• _TEXT FOR ANALYSIS_:
Start of Block
Electrical help

godfreysm

New User
I have converted my 1941 9N from 6 volt to 12 volt. In the process I decided to install a key start instead of the old button start. This has caused some variation in wiring. Has anyone out there done this? Do I need to put a starter relay in? Do I still need to place a bulb in the line to the ignition? I did start it but the stater keeps running and then it won't shut off by turning the key back. If anyone knows how I should wire this please let me know. Human error in this case.

thanks for any help,

Shawn
 
Hey, I AM NOT a Ford man but if you want to replace a big push down mechanical start switch (If thats what the big push start switch is on those Fords???) with some sort of key switch YES OF COURSE YOU NEED AN ELECTRICAL STARTER SOLENOID/MAGNETIC SWITCH...... The key in the START position then energizes the low energy activation coil (like its S terminal to ground) in a typical solenoid/magnetic switch which closes a conatct between its big input (from battery) and big output (to starter) studs...

The key switch would need to be an Off/////ON////////START type with momentary and spring return out of the START i.e. have to hold it in START for the solenoid to close n crank the starter,,,,,,,When in ON it sends hot voltage to the coil and/or ballast then coil.....
End of Block
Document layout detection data
Start of Block
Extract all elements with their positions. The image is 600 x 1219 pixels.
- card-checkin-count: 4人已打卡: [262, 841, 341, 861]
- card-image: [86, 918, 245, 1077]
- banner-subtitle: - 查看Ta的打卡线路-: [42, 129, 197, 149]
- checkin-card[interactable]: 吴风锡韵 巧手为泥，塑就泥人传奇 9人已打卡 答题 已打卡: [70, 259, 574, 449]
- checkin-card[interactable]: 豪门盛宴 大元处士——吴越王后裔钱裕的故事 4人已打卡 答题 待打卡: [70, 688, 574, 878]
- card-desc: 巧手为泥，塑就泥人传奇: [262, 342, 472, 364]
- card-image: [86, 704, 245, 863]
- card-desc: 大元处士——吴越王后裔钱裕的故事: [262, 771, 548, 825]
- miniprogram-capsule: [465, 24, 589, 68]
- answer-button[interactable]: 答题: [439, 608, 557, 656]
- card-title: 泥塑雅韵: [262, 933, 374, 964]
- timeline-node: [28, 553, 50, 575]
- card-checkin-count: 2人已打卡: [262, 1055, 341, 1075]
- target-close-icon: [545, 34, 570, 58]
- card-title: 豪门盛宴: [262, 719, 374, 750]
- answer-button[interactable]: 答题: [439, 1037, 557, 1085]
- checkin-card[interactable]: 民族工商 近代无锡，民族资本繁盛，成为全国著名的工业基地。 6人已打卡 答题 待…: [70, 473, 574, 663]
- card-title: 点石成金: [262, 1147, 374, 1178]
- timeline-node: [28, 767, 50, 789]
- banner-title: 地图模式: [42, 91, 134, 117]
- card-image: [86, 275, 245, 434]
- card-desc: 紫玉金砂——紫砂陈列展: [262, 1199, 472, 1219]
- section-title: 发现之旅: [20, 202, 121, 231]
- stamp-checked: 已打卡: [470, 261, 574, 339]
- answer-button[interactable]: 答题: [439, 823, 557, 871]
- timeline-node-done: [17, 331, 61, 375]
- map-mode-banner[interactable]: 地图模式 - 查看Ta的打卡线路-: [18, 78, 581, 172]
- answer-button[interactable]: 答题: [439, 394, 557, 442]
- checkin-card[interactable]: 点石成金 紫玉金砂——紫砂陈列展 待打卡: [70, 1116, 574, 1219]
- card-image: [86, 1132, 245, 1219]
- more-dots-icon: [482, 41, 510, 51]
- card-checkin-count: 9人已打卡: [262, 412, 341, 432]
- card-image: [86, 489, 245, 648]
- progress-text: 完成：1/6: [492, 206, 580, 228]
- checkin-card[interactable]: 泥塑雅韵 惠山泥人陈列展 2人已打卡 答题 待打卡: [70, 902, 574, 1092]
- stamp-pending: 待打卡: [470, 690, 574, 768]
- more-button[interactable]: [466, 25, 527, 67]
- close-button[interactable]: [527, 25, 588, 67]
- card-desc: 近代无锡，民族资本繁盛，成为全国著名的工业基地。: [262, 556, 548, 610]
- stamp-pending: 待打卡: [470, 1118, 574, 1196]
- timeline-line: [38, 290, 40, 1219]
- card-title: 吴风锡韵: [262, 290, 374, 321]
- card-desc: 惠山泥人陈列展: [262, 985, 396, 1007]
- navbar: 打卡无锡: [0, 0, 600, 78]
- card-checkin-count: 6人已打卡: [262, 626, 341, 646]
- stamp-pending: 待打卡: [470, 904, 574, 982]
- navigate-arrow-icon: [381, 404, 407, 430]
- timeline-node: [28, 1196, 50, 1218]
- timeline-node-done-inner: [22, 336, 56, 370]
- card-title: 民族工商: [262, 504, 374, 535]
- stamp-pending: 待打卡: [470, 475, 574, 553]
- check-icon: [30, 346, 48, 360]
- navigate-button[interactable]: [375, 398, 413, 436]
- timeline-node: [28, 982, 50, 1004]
End of Block
• _ASSIGNMENT A_:
In the forum thread about tractor wiring, rewrite the passage starting at "Hey, I AM NOT" and ending at "(to starter) studs...", changing "key switch" to "ignition switch".
• _ASSIGNMENT B_:
In the forum thread about tractor wiring, what year is the 9N that the poster converted?
• _ASSIGNMENT C_:
Carry on writing the forum thread about tractor wiring from the point where it stops.

• _RESPONSE AREA A_:
Hey, I AM NOT a Ford man but if you want to replace a big push down mechanical start switch (If thats what the big push start switch is on those Fords???) with some sort of ignition switch YES OF COURSE YOU NEED AN ELECTRICAL STARTER SOLENOID/MAGNETIC SWITCH...... The key in the START position then energizes the low energy activation coil (like its S terminal to ground) in a typical solenoid/magnetic switch which closes a conatct between its big input (from battery) and big output (to starter) studs...

• _RESPONSE AREA B_:
1941

• _RESPONSE AREA C_:
As fas as the coil, a 6 votl coil will require a series voltage dropping (12 to 6) ballast resistor wired after the ignition switch and before and ahead of the coils input....

Im not familair with the round can coils then some dern Fords use so Bob and others can advise you much better then myself if that imediately above isnt workable..

John T
 

John T, thanks for the help. I installed a starter relay and it will start fine. The initial time I started the tractor, it worked fine but then several starts later, the starter wouldn't shut off. Did the sylnoid short out? It won't disengage the starter now.

Shawn
 
Wellllllll if youre tellin me theres still voltage getting to the starter when the key IS NOT in the Start/cranking position (ifffffff THAT WHAT YOU REALLY HAVE, I CANT SAY FOR SURE SO NO WARRANTY) there must still be (A) Voltage getting to the starter solenoids small S activation terminal or (B) the solenoids relay contatcs are stuck closed. Put a test lamp on the solenoids small S activation terminal n see if its hot?????? The solenoid may be bad or theres a switch or wiring or other short causing the problem.. Maybe the starter drive is stuck into the flywheel and its the engine spinning the starter ,,,,,,,,Maybe the mechanical centrifugal bendix is stuck and NOT coming back???

Is the flywheel turning the starter or are you saying the starter motor is sitting there spinning
but NOT engagging the flywheel or what???

HOWEVER dont put too much in this since Im not there Theres different starters some with the engagement which depends upon magnetism pulling them in and others have a mechanical centrifugal bendix engagements and ive seen in real cold weatehr with high curretns that a solenoid will stick in...THE ABOVE IS ONLYYYYYYYY RELEVANT IF YOU HAVE A FORD OR SIMILAR TYPE TRUE SOLENOID

If there I could help much easier but Im not sure whats happening or what solenoid or starter syatem it is sorryyyyyyy

John T
 
no such thing as a true 12v coil for a 9n/2n. there are 2.5 ohm coils marketed as 12v coils.. but you still need the oem ballast resistor with them.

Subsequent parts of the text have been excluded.